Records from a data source
(begin)

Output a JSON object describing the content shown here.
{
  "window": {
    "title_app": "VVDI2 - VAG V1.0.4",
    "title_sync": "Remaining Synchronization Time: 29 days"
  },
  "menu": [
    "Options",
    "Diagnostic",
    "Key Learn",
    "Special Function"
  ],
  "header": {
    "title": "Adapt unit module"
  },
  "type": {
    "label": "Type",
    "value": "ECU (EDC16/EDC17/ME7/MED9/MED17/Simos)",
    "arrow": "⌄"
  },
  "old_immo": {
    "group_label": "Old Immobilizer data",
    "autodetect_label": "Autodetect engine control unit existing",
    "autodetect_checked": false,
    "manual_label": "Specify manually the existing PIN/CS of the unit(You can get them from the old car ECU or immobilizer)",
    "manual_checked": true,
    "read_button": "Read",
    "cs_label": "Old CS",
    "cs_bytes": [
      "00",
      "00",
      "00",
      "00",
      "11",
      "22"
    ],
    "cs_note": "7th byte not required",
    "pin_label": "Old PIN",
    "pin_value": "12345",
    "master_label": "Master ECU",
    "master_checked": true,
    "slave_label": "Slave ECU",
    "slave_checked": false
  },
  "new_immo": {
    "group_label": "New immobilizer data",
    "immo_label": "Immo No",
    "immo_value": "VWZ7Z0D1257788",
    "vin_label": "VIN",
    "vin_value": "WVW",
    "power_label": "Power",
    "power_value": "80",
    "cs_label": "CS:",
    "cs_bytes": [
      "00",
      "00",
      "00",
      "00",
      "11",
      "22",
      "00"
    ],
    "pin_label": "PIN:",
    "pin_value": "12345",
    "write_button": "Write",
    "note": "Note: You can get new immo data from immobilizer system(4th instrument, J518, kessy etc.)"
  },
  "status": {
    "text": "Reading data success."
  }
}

(end)

_Description of the task_
Reproduce the material exactly, with every line intact.

_Answer to the problem_
Output a JSON object describing the content shown here.
{
  "window": {
    "title_app": "VVDI2 - VAG V1.0.4",
    "title_sync": "Remaining Synchronization Time: 29 days"
  },
  "menu": [
    "Options",
    "Diagnostic",
    "Key Learn",
    "Special Function"
  ],
  "header": {
    "title": "Adapt unit module"
  },
  "type": {
    "label": "Type",
    "value": "ECU (EDC16/EDC17/ME7/MED9/MED17/Simos)",
    "arrow": "⌄"
  },
  "old_immo": {
    "group_label": "Old Immobilizer data",
    "autodetect_label": "Autodetect engine control unit existing",
    "autodetect_checked": false,
    "manual_label": "Specify manually the existing PIN/CS of the unit(You can get them from the old car ECU or immobilizer)",
    "manual_checked": true,
    "read_button": "Read",
    "cs_label": "Old CS",
    "cs_bytes": [
      "00",
      "00",
      "00",
      "00",
      "11",
      "22"
    ],
    "cs_note": "7th byte not required",
    "pin_label": "Old PIN",
    "pin_value": "12345",
    "master_label": "Master ECU",
    "master_checked": true,
    "slave_label": "Slave ECU",
    "slave_checked": false
  },
  "new_immo": {
    "group_label": "New immobilizer data",
    "immo_label": "Immo No",
    "immo_value": "VWZ7Z0D1257788",
    "vin_label": "VIN",
    "vin_value": "WVW",
    "power_label": "Power",
    "power_value": "80",
    "cs_label": "CS:",
    "cs_bytes": [
      "00",
      "00",
      "00",
      "00",
      "11",
      "22",
      "00"
    ],
    "pin_label": "PIN:",
    "pin_value": "12345",
    "write_button": "Write",
    "note": "Note: You can get new immo data from immobilizer system(4th instrument, J518, kessy etc.)"
  },
  "status": {
    "text": "Reading data success."
  }
}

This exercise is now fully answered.